>> Start
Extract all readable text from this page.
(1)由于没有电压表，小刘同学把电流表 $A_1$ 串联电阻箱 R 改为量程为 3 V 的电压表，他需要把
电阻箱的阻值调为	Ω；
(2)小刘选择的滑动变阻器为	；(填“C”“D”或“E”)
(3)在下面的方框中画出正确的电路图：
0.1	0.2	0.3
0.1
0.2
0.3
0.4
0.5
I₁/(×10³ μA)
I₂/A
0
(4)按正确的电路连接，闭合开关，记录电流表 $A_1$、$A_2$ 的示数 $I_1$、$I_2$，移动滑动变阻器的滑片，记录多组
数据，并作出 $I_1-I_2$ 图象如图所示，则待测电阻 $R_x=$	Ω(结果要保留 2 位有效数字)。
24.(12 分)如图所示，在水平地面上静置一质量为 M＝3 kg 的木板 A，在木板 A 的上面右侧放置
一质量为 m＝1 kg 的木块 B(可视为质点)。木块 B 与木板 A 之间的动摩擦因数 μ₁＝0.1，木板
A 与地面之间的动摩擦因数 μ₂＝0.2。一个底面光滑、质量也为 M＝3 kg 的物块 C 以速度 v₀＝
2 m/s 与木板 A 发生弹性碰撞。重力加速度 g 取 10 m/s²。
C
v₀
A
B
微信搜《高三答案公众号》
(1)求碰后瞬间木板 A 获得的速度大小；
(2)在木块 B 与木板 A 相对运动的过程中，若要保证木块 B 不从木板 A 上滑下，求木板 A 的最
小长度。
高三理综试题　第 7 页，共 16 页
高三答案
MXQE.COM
>> End
Return all of the above records exactly, leaving no line out.

▶ Response
Extract all readable text from this page.
(1)由于没有电压表，小刘同学把电流表 $A_1$ 串联电阻箱 R 改为量程为 3 V 的电压表，他需要把
电阻箱的阻值调为	Ω；
(2)小刘选择的滑动变阻器为	；(填“C”“D”或“E”)
(3)在下面的方框中画出正确的电路图：
0.1	0.2	0.3
0.1
0.2
0.3
0.4
0.5
I₁/(×10³ μA)
I₂/A
0
(4)按正确的电路连接，闭合开关，记录电流表 $A_1$、$A_2$ 的示数 $I_1$、$I_2$，移动滑动变阻器的滑片，记录多组
数据，并作出 $I_1-I_2$ 图象如图所示，则待测电阻 $R_x=$	Ω(结果要保留 2 位有效数字)。
24.(12 分)如图所示，在水平地面上静置一质量为 M＝3 kg 的木板 A，在木板 A 的上面右侧放置
一质量为 m＝1 kg 的木块 B(可视为质点)。木块 B 与木板 A 之间的动摩擦因数 μ₁＝0.1，木板
A 与地面之间的动摩擦因数 μ₂＝0.2。一个底面光滑、质量也为 M＝3 kg 的物块 C 以速度 v₀＝
2 m/s 与木板 A 发生弹性碰撞。重力加速度 g 取 10 m/s²。
C
v₀
A
B
微信搜《高三答案公众号》
(1)求碰后瞬间木板 A 获得的速度大小；
(2)在木块 B 与木板 A 相对运动的过程中，若要保证木块 B 不从木板 A 上滑下，求木板 A 的最
小长度。
高三理综试题　第 7 页，共 16 页
高三答案
MXQE.COM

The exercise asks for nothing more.